> _ENTRIES SUPPLIED_:
····················

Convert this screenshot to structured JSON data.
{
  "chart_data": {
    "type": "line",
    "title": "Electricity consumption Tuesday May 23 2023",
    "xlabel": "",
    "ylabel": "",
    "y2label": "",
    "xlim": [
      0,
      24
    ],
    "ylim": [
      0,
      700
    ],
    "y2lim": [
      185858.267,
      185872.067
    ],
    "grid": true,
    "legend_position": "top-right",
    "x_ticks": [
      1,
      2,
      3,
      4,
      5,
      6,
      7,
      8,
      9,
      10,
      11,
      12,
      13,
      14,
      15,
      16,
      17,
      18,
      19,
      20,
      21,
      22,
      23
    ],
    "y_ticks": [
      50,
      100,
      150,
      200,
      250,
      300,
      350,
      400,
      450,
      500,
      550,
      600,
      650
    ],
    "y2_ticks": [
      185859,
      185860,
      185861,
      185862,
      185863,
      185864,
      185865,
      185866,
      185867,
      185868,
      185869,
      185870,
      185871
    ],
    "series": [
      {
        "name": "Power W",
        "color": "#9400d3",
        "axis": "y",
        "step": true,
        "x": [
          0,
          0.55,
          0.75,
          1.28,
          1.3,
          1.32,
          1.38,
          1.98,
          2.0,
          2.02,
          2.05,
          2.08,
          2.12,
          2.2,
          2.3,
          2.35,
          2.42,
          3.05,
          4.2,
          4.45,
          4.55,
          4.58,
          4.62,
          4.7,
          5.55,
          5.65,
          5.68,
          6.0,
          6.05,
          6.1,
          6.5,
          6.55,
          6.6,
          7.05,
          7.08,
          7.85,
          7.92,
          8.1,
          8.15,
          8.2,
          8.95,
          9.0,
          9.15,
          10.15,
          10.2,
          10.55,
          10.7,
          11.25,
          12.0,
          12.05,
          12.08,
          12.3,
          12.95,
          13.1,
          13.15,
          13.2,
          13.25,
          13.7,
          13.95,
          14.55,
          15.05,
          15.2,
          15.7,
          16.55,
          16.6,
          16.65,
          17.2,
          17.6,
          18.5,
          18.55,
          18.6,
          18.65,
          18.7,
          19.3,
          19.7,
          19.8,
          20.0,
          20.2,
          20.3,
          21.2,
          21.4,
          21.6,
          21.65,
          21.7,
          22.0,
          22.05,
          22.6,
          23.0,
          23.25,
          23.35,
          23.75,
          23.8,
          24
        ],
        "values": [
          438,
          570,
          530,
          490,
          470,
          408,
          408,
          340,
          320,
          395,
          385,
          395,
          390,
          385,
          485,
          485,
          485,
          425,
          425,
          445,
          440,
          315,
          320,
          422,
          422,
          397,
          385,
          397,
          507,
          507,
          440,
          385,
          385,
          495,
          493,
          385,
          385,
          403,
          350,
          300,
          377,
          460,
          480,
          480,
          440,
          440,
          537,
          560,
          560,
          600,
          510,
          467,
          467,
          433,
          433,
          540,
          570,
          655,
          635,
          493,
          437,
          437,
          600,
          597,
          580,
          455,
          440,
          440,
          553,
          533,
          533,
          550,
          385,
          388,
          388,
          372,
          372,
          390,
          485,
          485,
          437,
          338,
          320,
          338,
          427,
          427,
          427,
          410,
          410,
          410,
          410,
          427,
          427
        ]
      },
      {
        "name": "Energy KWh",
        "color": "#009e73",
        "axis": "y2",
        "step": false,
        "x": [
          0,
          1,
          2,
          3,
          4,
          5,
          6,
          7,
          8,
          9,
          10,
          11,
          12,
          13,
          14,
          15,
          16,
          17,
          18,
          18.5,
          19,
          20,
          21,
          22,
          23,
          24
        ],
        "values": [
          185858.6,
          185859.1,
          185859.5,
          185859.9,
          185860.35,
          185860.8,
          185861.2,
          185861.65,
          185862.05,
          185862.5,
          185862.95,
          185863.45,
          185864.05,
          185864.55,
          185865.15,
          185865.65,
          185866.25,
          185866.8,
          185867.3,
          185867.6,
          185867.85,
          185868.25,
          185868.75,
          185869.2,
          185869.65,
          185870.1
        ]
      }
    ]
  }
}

····················

Give back each line above precisely as it stands.

Convert this screenshot to structured JSON data.
{
  "chart_data": {
    "type": "line",
    "title": "Electricity consumption Tuesday May 23 2023",
    "xlabel": "",
    "ylabel": "",
    "y2label": "",
    "xlim": [
      0,
      24
    ],
    "ylim": [
      0,
      700
    ],
    "y2lim": [
      185858.267,
      185872.067
    ],
    "grid": true,
    "legend_position": "top-right",
    "x_ticks": [
      1,
      2,
      3,
      4,
      5,
      6,
      7,
      8,
      9,
      10,
      11,
      12,
      13,
      14,
      15,
      16,
      17,
      18,
      19,
      20,
      21,
      22,
      23
    ],
    "y_ticks": [
      50,
      100,
      150,
      200,
      250,
      300,
      350,
      400,
      450,
      500,
      550,
      600,
      650
    ],
    "y2_ticks": [
      185859,
      185860,
      185861,
      185862,
      185863,
      185864,
      185865,
      185866,
      185867,
      185868,
      185869,
      185870,
      185871
    ],
    "series": [
      {
        "name": "Power W",
        "color": "#9400d3",
        "axis": "y",
        "step": true,
        "x": [
          0,
          0.55,
          0.75,
          1.28,
          1.3,
          1.32,
          1.38,
          1.98,
          2.0,
          2.02,
          2.05,
          2.08,
          2.12,
          2.2,
          2.3,
          2.35,
          2.42,
          3.05,
          4.2,
          4.45,
          4.55,
          4.58,
          4.62,
          4.7,
          5.55,
          5.65,
          5.68,
          6.0,
          6.05,
          6.1,
          6.5,
          6.55,
          6.6,
          7.05,
          7.08,
          7.85,
          7.92,
          8.1,
          8.15,
          8.2,
          8.95,
          9.0,
          9.15,
          10.15,
          10.2,
          10.55,
          10.7,
          11.25,
          12.0,
          12.05,
          12.08,
          12.3,
          12.95,
          13.1,
          13.15,
          13.2,
          13.25,
          13.7,
          13.95,
          14.55,
          15.05,
          15.2,
          15.7,
          16.55,
          16.6,
          16.65,
          17.2,
          17.6,
          18.5,
          18.55,
          18.6,
          18.65,
          18.7,
          19.3,
          19.7,
          19.8,
          20.0,
          20.2,
          20.3,
          21.2,
          21.4,
          21.6,
          21.65,
          21.7,
          22.0,
          22.05,
          22.6,
          23.0,
          23.25,
          23.35,
          23.75,
          23.8,
          24
        ],
        "values": [
          438,
          570,
          530,
          490,
          470,
          408,
          408,
          340,
          320,
          395,
          385,
          395,
          390,
          385,
          485,
          485,
          485,
          425,
          425,
          445,
          440,
          315,
          320,
          422,
          422,
          397,
          385,
          397,
          507,
          507,
          440,
          385,
          385,
          495,
          493,
          385,
          385,
          403,
          350,
          300,
          377,
          460,
          480,
          480,
          440,
          440,
          537,
          560,
          560,
          600,
          510,
          467,
          467,
          433,
          433,
          540,
          570,
          655,
          635,
          493,
          437,
          437,
          600,
          597,
          580,
          455,
          440,
          440,
          553,
          533,
          533,
          550,
          385,
          388,
          388,
          372,
          372,
          390,
          485,
          485,
          437,
          338,
          320,
          338,
          427,
          427,
          427,
          410,
          410,
          410,
          410,
          427,
          427
        ]
      },
      {
        "name": "Energy KWh",
        "color": "#009e73",
        "axis": "y2",
        "step": false,
        "x": [
          0,
          1,
          2,
          3,
          4,
          5,
          6,
          7,
          8,
          9,
          10,
          11,
          12,
          13,
          14,
          15,
          16,
          17,
          18,
          18.5,
          19,
          20,
          21,
          22,
          23,
          24
        ],
        "values": [
          185858.6,
          185859.1,
          185859.5,
          185859.9,
          185860.35,
          185860.8,
          185861.2,
          185861.65,
          185862.05,
          185862.5,
          185862.95,
          185863.45,
          185864.05,
          185864.55,
          185865.15,
          185865.65,
          185866.25,
          185866.8,
          185867.3,
          185867.6,
          185867.85,
          185868.25,
          185868.75,
          185869.2,
          185869.65,
          185870.1
        ]
      }
    ]
  }
}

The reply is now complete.